---------- RECORDS SUPPLIED ----------

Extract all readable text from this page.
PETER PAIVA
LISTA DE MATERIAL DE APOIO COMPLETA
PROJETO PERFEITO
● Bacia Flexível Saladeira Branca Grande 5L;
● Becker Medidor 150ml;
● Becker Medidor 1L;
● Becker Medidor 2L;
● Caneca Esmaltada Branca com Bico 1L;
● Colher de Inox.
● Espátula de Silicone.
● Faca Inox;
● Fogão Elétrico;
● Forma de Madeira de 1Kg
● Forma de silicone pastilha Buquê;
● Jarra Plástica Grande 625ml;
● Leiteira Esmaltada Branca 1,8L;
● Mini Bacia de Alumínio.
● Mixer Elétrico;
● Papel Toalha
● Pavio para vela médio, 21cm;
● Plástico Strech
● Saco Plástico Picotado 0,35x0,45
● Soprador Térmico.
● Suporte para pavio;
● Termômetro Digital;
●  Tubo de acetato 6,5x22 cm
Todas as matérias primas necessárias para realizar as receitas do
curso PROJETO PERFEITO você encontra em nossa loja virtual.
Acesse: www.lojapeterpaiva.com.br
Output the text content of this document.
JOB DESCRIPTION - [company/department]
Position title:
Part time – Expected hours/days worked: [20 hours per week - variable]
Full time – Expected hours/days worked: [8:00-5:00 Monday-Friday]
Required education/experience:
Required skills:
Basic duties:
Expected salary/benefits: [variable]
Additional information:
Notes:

----------

TO DO - Copy out each line above, character for character.

SOLUTION -
Extract all readable text from this page.
PETER PAIVA
LISTA DE MATERIAL DE APOIO COMPLETA
PROJETO PERFEITO
● Bacia Flexível Saladeira Branca Grande 5L;
● Becker Medidor 150ml;
● Becker Medidor 1L;
● Becker Medidor 2L;
● Caneca Esmaltada Branca com Bico 1L;
● Colher de Inox.
● Espátula de Silicone.
● Faca Inox;
● Fogão Elétrico;
● Forma de Madeira de 1Kg
● Forma de silicone pastilha Buquê;
● Jarra Plástica Grande 625ml;
● Leiteira Esmaltada Branca 1,8L;
● Mini Bacia de Alumínio.
● Mixer Elétrico;
● Papel Toalha
● Pavio para vela médio, 21cm;
● Plástico Strech
● Saco Plástico Picotado 0,35x0,45
● Soprador Térmico.
● Suporte para pavio;
● Termômetro Digital;
●  Tubo de acetato 6,5x22 cm
Todas as matérias primas necessárias para realizar as receitas do
curso PROJETO PERFEITO você encontra em nossa loja virtual.
Acesse: www.lojapeterpaiva.com.br
Output the text content of this document.
JOB DESCRIPTION - [company/department]
Position title:
Part time – Expected hours/days worked: [20 hours per week - variable]
Full time – Expected hours/days worked: [8:00-5:00 Monday-Friday]
Required education/experience:
Required skills:
Basic duties:
Expected salary/benefits: [variable]
Additional information:
Notes:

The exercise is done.